──────── Task inputs ────────

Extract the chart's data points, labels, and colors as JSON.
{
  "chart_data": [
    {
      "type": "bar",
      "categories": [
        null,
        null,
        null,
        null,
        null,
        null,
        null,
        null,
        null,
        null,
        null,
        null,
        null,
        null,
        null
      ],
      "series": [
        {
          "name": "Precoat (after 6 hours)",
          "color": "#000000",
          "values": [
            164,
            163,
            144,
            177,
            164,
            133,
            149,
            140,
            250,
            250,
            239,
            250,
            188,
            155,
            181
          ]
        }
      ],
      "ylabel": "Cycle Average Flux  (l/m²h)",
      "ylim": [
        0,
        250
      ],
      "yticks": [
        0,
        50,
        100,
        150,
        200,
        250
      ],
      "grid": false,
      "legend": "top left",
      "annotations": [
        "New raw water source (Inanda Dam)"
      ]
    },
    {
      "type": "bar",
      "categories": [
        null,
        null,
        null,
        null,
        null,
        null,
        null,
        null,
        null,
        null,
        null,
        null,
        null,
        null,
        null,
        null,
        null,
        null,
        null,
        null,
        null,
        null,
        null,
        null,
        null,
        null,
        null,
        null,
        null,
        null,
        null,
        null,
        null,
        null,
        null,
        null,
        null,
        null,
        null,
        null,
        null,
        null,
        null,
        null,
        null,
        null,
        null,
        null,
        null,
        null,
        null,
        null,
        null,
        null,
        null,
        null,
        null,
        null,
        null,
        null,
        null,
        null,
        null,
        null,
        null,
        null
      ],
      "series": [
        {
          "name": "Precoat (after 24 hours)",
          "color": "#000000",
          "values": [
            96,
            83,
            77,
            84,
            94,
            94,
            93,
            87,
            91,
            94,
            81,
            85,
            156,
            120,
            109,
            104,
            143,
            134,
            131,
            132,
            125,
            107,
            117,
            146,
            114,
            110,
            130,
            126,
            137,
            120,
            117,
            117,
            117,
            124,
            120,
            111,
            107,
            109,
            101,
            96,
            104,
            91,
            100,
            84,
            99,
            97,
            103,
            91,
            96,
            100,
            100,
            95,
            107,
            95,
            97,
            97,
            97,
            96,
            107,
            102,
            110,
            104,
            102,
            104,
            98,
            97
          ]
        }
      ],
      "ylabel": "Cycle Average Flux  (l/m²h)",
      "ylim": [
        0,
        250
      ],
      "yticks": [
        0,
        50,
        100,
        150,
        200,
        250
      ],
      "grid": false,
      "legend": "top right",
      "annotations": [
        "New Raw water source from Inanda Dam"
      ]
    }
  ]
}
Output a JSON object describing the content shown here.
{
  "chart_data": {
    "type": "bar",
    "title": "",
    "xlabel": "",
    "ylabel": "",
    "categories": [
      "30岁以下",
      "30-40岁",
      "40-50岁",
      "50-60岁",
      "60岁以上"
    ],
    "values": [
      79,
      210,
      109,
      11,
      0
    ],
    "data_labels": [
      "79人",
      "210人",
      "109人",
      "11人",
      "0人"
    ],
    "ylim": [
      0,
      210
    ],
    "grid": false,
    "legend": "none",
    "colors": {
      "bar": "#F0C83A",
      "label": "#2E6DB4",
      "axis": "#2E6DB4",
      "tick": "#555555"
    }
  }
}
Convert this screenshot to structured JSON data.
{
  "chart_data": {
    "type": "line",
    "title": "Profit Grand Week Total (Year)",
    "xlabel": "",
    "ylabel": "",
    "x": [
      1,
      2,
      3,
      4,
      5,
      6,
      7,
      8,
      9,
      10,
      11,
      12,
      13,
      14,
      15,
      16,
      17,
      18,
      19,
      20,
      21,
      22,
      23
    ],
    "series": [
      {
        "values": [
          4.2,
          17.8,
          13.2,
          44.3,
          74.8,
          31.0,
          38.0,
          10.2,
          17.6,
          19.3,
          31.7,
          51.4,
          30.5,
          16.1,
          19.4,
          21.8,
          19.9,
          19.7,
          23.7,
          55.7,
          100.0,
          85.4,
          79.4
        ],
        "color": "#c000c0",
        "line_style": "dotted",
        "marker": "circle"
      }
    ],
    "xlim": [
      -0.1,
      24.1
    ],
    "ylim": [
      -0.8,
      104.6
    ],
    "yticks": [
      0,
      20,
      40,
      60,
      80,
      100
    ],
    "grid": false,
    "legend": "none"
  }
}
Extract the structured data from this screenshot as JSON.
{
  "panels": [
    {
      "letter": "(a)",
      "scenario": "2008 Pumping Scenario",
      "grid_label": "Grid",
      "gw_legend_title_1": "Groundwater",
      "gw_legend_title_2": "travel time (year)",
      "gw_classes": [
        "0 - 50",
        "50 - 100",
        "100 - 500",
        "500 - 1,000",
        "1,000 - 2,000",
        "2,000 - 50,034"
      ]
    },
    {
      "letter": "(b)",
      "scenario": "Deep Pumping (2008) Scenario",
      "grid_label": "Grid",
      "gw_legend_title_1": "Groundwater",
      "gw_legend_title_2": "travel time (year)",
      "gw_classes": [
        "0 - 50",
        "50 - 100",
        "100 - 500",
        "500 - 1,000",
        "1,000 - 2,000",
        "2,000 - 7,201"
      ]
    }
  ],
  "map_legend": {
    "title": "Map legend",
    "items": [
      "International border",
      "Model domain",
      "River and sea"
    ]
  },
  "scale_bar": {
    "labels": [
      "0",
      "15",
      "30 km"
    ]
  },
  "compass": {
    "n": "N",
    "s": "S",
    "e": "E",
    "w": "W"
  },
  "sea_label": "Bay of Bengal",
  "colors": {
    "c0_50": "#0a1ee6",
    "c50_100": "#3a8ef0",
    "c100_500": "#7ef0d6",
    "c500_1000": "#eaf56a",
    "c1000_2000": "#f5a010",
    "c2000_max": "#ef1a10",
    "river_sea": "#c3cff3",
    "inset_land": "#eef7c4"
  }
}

────────

## Given task
Search the entries for "screenshot" and copy out each line that has it.

## Correct response
Convert this screenshot to structured JSON data.
Extract the structured data from this screenshot as JSON.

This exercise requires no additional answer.